▶ [To do]:
Across the listing below, count the lines that mention the string "Spot". Reply with the figure only.

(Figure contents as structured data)
════
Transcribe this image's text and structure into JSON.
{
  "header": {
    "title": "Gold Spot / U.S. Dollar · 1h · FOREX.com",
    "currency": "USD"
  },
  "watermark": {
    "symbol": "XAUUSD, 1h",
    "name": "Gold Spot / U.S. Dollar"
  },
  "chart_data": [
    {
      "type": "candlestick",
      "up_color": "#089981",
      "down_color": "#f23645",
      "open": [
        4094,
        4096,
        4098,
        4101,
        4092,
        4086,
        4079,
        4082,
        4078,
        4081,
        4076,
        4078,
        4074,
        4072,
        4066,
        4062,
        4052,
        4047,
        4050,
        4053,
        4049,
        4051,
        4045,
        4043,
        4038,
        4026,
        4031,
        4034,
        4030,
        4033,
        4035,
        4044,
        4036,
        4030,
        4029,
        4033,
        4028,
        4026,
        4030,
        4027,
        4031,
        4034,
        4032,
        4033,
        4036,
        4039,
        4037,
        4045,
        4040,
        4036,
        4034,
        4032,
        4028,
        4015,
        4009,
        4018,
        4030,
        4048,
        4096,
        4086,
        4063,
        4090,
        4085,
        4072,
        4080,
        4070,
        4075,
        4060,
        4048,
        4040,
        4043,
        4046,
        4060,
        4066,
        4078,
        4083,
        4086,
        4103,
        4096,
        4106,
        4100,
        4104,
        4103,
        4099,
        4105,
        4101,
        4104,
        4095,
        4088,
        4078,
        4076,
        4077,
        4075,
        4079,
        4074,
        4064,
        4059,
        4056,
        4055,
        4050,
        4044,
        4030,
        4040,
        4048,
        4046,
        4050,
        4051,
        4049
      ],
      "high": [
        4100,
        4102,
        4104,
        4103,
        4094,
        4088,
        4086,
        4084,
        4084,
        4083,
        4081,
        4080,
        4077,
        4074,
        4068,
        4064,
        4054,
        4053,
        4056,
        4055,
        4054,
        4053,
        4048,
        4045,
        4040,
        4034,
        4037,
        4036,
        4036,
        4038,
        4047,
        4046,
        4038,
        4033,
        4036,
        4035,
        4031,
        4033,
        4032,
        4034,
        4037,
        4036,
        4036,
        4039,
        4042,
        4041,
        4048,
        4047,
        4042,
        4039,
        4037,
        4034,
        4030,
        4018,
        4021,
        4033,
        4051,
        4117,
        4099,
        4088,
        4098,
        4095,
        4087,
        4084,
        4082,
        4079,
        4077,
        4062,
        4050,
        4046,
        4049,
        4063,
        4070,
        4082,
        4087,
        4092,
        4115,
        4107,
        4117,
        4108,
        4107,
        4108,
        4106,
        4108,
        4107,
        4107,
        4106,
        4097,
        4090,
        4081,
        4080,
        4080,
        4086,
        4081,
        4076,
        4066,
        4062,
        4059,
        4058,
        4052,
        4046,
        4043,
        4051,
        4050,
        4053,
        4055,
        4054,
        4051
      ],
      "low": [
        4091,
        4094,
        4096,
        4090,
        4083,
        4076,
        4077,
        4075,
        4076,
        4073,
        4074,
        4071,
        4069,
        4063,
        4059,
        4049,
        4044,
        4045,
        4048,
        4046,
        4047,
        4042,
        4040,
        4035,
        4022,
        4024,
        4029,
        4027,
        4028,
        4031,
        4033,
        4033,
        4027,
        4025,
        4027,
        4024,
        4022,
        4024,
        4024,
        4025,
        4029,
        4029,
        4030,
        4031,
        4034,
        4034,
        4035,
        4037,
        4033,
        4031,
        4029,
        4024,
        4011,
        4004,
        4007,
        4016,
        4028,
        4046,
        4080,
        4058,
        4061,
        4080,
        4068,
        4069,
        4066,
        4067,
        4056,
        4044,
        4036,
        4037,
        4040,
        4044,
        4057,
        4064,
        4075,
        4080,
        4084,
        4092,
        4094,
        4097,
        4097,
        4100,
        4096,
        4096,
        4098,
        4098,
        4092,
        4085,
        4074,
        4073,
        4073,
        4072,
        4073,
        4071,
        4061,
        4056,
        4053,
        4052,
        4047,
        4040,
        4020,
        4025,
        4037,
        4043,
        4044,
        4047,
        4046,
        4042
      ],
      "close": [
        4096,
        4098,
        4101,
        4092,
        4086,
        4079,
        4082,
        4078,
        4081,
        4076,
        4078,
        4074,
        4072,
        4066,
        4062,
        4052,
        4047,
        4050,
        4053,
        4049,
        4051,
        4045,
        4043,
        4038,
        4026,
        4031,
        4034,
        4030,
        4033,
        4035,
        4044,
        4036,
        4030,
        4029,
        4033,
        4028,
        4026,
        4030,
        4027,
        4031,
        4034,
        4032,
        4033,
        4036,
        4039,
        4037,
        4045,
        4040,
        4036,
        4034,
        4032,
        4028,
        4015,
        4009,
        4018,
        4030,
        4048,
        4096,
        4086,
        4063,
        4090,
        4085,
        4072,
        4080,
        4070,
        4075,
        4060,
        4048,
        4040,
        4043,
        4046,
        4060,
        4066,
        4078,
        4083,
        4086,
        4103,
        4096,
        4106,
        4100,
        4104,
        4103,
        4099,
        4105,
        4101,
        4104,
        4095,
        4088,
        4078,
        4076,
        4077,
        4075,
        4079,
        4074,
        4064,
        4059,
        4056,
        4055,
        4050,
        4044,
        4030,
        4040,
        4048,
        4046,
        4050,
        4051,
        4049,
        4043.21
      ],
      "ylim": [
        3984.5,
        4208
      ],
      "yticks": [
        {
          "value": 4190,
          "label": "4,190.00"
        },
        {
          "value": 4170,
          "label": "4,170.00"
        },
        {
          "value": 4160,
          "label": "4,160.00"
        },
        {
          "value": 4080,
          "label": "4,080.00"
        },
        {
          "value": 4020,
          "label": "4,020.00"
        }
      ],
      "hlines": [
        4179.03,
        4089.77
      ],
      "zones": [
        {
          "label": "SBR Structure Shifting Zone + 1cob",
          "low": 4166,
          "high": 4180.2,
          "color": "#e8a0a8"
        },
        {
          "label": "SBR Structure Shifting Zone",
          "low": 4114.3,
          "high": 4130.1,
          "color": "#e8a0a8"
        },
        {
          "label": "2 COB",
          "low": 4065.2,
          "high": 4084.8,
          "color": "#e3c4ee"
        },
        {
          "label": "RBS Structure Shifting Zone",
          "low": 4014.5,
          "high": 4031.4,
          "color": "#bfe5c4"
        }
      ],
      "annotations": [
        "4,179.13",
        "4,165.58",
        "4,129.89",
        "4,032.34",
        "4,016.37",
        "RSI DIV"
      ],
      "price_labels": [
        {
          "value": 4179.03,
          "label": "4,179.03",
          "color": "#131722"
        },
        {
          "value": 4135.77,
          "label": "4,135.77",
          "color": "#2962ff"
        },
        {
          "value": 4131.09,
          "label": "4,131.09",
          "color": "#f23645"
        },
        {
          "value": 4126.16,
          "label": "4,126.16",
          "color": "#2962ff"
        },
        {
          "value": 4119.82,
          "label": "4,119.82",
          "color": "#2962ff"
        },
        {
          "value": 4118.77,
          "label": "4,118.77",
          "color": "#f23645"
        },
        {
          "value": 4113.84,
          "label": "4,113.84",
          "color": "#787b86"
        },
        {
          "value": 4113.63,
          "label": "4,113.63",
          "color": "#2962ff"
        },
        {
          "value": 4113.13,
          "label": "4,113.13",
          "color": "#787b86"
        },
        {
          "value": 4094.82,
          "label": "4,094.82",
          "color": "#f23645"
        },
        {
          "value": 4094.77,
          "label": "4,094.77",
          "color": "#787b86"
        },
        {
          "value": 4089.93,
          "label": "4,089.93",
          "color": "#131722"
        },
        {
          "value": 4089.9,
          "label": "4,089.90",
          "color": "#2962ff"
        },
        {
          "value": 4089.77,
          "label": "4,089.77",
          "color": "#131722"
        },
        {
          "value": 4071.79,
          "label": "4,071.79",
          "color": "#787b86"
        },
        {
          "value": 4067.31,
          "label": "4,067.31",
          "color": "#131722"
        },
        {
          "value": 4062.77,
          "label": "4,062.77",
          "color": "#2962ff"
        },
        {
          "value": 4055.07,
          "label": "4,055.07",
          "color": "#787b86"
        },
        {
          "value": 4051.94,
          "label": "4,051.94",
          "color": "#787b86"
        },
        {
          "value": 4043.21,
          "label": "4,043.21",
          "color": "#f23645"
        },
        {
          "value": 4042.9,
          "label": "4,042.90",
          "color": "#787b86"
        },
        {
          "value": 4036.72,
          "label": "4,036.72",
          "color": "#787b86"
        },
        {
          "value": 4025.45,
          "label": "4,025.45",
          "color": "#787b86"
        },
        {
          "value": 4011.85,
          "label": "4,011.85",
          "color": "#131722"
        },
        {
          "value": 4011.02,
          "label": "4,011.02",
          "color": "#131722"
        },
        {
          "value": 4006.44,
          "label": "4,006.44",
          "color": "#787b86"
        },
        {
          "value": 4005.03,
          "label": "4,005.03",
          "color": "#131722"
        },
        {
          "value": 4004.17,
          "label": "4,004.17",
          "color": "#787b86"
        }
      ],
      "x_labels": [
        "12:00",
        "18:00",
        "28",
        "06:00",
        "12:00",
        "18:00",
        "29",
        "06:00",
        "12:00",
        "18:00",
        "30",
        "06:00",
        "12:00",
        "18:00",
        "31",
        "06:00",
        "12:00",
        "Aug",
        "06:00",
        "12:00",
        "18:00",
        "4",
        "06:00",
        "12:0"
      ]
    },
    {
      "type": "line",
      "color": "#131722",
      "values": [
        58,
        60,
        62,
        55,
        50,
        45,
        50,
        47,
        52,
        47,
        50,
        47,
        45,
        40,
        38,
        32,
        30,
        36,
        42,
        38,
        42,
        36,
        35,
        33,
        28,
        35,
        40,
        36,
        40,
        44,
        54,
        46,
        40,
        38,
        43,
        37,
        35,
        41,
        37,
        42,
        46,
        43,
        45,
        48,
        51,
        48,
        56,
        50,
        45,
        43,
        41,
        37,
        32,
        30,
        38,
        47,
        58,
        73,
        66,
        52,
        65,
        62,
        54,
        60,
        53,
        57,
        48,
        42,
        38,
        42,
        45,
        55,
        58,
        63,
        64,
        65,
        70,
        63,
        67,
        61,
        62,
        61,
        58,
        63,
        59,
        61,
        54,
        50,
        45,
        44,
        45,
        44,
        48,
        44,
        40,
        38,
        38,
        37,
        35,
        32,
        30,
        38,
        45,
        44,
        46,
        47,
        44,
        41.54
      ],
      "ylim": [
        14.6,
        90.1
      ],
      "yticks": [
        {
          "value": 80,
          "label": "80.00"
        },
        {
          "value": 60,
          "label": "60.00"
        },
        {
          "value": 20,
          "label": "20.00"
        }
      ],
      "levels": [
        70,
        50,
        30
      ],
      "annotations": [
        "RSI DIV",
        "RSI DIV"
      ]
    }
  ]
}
════
▶ [Solved exercise]:
2